start Recorded information

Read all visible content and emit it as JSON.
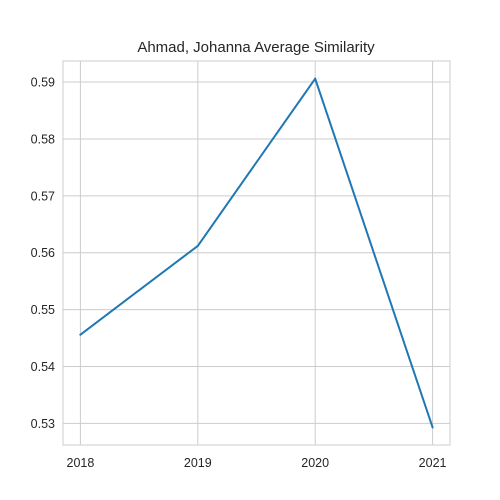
{
  "chart_data": {
    "type": "line",
    "title": "Ahmad, Johanna Average Similarity",
    "xlabel": "",
    "ylabel": "",
    "x": [
      "2018",
      "2019",
      "2020",
      "2021"
    ],
    "series": [
      {
        "values": [
          0.5456,
          0.5612,
          0.5906,
          0.5293
        ],
        "color": "#1f77b4"
      }
    ],
    "yticks": [
      0.53,
      0.54,
      0.55,
      0.56,
      0.57,
      0.58,
      0.59
    ],
    "ytick_labels": [
      "0.53",
      "0.54",
      "0.55",
      "0.56",
      "0.57",
      "0.58",
      "0.59"
    ],
    "ylim": [
      0.5262,
      0.5937
    ],
    "grid": true,
    "legend": "none"
  }
}
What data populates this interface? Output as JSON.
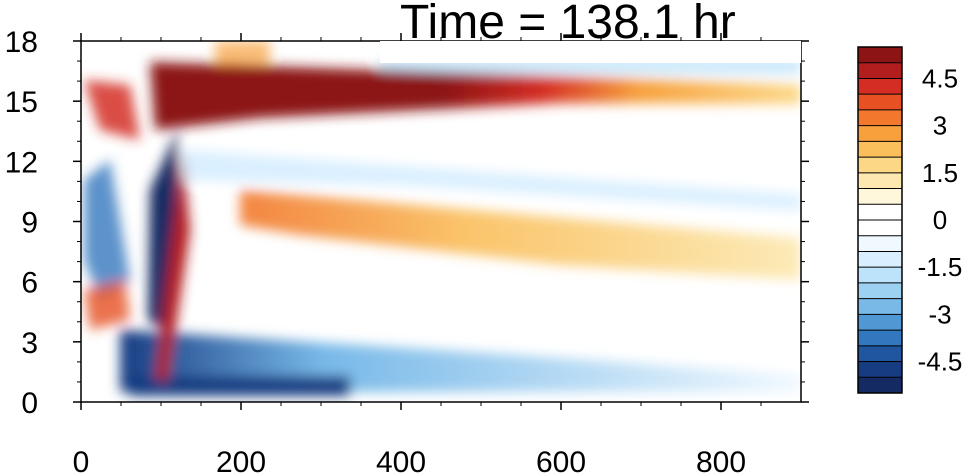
{
  "chart_data": {
    "type": "heatmap",
    "title": "Time = 138.1 hr",
    "xlabel": "",
    "ylabel": "",
    "xlim": [
      0,
      900
    ],
    "ylim": [
      0,
      18
    ],
    "x_ticks": [
      0,
      200,
      400,
      600,
      800
    ],
    "y_ticks": [
      0,
      3,
      6,
      9,
      12,
      15,
      18
    ],
    "colorbar": {
      "levels": [
        -5.5,
        -5,
        -4.5,
        -4,
        -3.5,
        -3,
        -2.5,
        -2,
        -1.5,
        -1,
        -0.5,
        0,
        0.5,
        1,
        1.5,
        2,
        2.5,
        3,
        3.5,
        4,
        4.5,
        5,
        5.5
      ],
      "tick_labels": [
        "4.5",
        "3",
        "1.5",
        "0",
        "-1.5",
        "-3",
        "-4.5"
      ],
      "tick_values": [
        4.5,
        3,
        1.5,
        0,
        -1.5,
        -3,
        -4.5
      ],
      "colors": [
        "#8c1414",
        "#b21e1e",
        "#d42d23",
        "#e65023",
        "#f2782d",
        "#f7a03c",
        "#fabe5a",
        "#fcd886",
        "#fde9b0",
        "#fff7dc",
        "#ffffff",
        "#ffffff",
        "#f0f9ff",
        "#d9efff",
        "#bde3fa",
        "#9dd1f2",
        "#78b9e8",
        "#5098d4",
        "#3278be",
        "#2056a0",
        "#183c82",
        "#142a62"
      ]
    },
    "grid": false,
    "features": [
      {
        "name": "upper warm band",
        "x": [
          80,
          900
        ],
        "y": [
          14.2,
          16.5
        ],
        "value": 5
      },
      {
        "name": "mid warm band",
        "x": [
          230,
          900
        ],
        "y": [
          6.5,
          10.5
        ],
        "value": 1.5
      },
      {
        "name": "lower cold band",
        "x": [
          100,
          500
        ],
        "y": [
          0,
          4
        ],
        "value": -2
      },
      {
        "name": "cold plume",
        "x": [
          90,
          140
        ],
        "y": [
          4,
          14
        ],
        "value": -5
      },
      {
        "name": "warm plume",
        "x": [
          100,
          150
        ],
        "y": [
          1,
          12
        ],
        "value": 4.5
      }
    ]
  }
}
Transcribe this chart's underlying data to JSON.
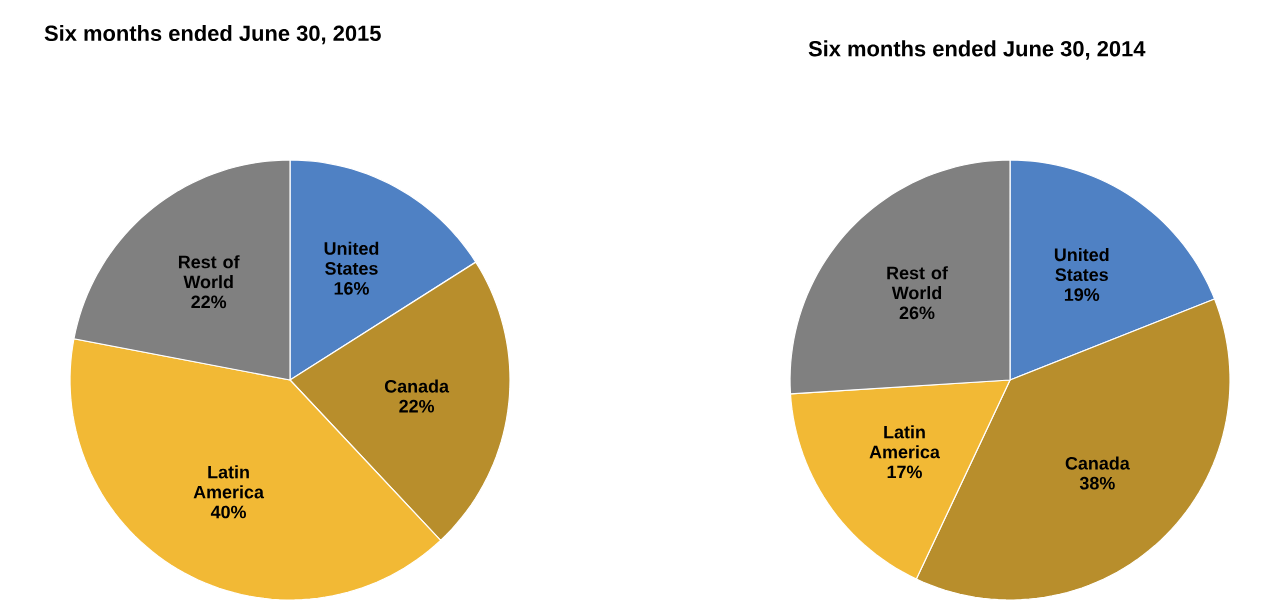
{
  "chart_data": [
    {
      "type": "pie",
      "title": "Six months ended June 30, 2015",
      "categories": [
        "United States",
        "Canada",
        "Latin America",
        "Rest of World"
      ],
      "values": [
        16,
        22,
        40,
        22
      ],
      "value_labels": [
        "16%",
        "22%",
        "40%",
        "22%"
      ],
      "colors": [
        "#4f81c4",
        "#b88e2c",
        "#f2b935",
        "#808080"
      ]
    },
    {
      "type": "pie",
      "title": "Six months ended June 30, 2014",
      "categories": [
        "United States",
        "Canada",
        "Latin America",
        "Rest of World"
      ],
      "values": [
        19,
        38,
        17,
        26
      ],
      "value_labels": [
        "19%",
        "38%",
        "17%",
        "26%"
      ],
      "colors": [
        "#4f81c4",
        "#b88e2c",
        "#f2b935",
        "#808080"
      ]
    }
  ]
}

end Recorded information

What to produce
Search the data for the string "JSON" and copy each line where it appears.

Solution for this problem
Read all visible content and emit it as JSON.
What data populates this interface? Output as JSON.
Transcribe this chart's underlying data to JSON.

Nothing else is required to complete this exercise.